Without the pictures, repeat the listing character for character.

*** Task inputs

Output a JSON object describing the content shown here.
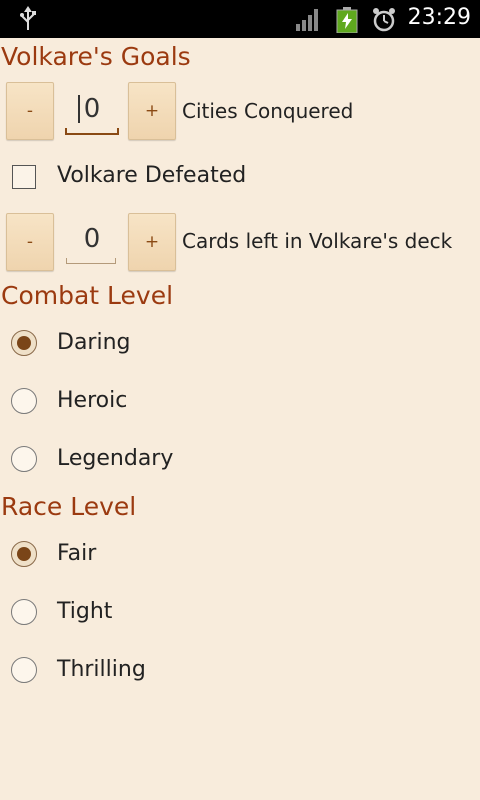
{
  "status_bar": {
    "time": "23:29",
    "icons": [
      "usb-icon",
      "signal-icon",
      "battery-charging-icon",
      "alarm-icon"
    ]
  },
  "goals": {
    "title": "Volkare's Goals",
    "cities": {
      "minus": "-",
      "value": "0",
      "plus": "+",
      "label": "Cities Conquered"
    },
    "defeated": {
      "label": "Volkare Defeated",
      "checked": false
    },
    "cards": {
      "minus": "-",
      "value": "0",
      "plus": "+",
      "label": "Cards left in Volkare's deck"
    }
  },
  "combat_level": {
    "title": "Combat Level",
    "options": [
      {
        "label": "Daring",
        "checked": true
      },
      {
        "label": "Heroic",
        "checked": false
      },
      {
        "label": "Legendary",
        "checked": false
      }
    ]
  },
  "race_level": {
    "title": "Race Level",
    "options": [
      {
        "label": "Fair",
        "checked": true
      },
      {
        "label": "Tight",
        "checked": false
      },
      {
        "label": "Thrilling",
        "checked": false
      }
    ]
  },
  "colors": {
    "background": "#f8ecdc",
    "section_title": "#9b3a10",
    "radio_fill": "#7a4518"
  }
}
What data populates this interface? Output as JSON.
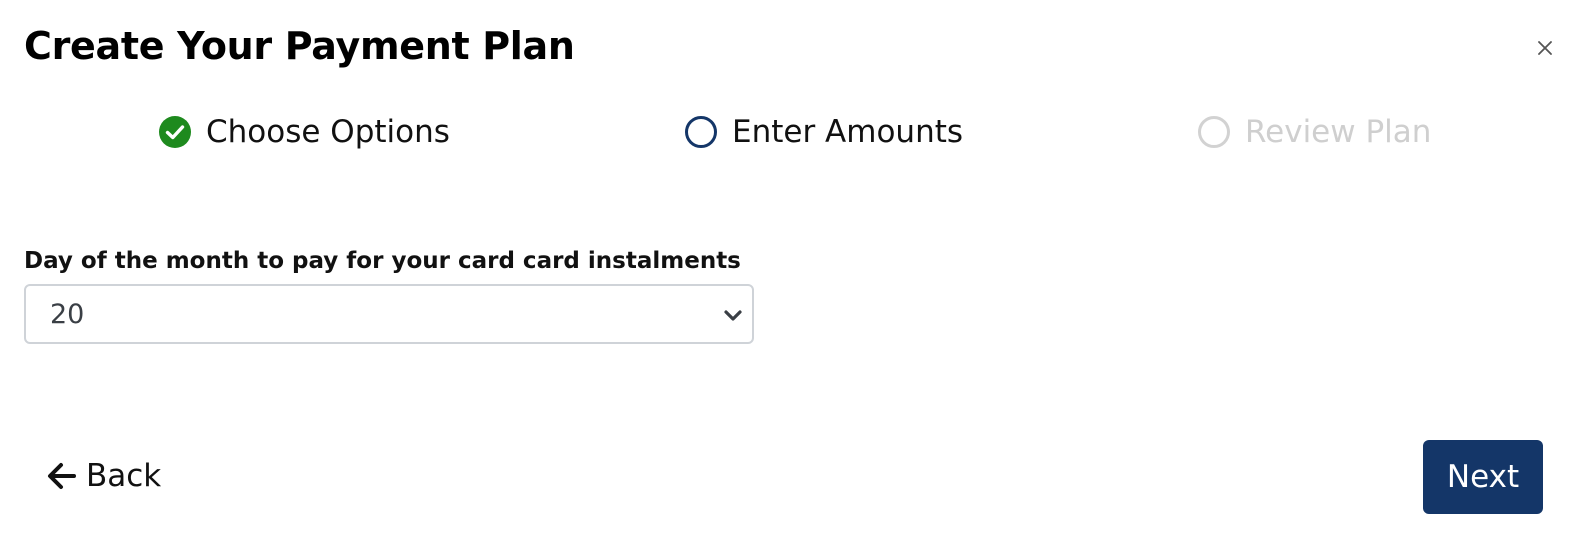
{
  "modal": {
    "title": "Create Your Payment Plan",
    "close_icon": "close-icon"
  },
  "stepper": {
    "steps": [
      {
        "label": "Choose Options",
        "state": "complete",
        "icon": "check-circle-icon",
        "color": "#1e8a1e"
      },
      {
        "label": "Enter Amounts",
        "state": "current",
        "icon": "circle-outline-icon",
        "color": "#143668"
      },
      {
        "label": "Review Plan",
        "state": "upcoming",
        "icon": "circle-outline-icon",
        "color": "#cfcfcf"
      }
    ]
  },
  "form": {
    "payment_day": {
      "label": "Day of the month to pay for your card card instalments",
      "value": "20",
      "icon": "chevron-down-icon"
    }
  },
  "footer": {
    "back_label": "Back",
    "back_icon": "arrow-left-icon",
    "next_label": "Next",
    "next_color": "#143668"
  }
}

******

--- Right answer ---
Output a JSON object describing the content shown here.
{
  "status_bar": {
    "time": "23:29",
    "icons": [
      "usb-icon",
      "signal-icon",
      "battery-charging-icon",
      "alarm-icon"
    ]
  },
  "goals": {
    "title": "Volkare's Goals",
    "cities": {
      "minus": "-",
      "value": "0",
      "plus": "+",
      "label": "Cities Conquered"
    },
    "defeated": {
      "label": "Volkare Defeated",
      "checked": false
    },
    "cards": {
      "minus": "-",
      "value": "0",
      "plus": "+",
      "label": "Cards left in Volkare's deck"
    }
  },
  "combat_level": {
    "title": "Combat Level",
    "options": [
      {
        "label": "Daring",
        "checked": true
      },
      {
        "label": "Heroic",
        "checked": false
      },
      {
        "label": "Legendary",
        "checked": false
      }
    ]
  },
  "race_level": {
    "title": "Race Level",
    "options": [
      {
        "label": "Fair",
        "checked": true
      },
      {
        "label": "Tight",
        "checked": false
      },
      {
        "label": "Thrilling",
        "checked": false
      }
    ]
  },
  "colors": {
    "background": "#f8ecdc",
    "section_title": "#9b3a10",
    "radio_fill": "#7a4518"
  }
}
What data populates this interface? Output as JSON.
{
  "modal": {
    "title": "Create Your Payment Plan",
    "close_icon": "close-icon"
  },
  "stepper": {
    "steps": [
      {
        "label": "Choose Options",
        "state": "complete",
        "icon": "check-circle-icon",
        "color": "#1e8a1e"
      },
      {
        "label": "Enter Amounts",
        "state": "current",
        "icon": "circle-outline-icon",
        "color": "#143668"
      },
      {
        "label": "Review Plan",
        "state": "upcoming",
        "icon": "circle-outline-icon",
        "color": "#cfcfcf"
      }
    ]
  },
  "form": {
    "payment_day": {
      "label": "Day of the month to pay for your card card instalments",
      "value": "20",
      "icon": "chevron-down-icon"
    }
  },
  "footer": {
    "back_label": "Back",
    "back_icon": "arrow-left-icon",
    "next_label": "Next",
    "next_color": "#143668"
  }
}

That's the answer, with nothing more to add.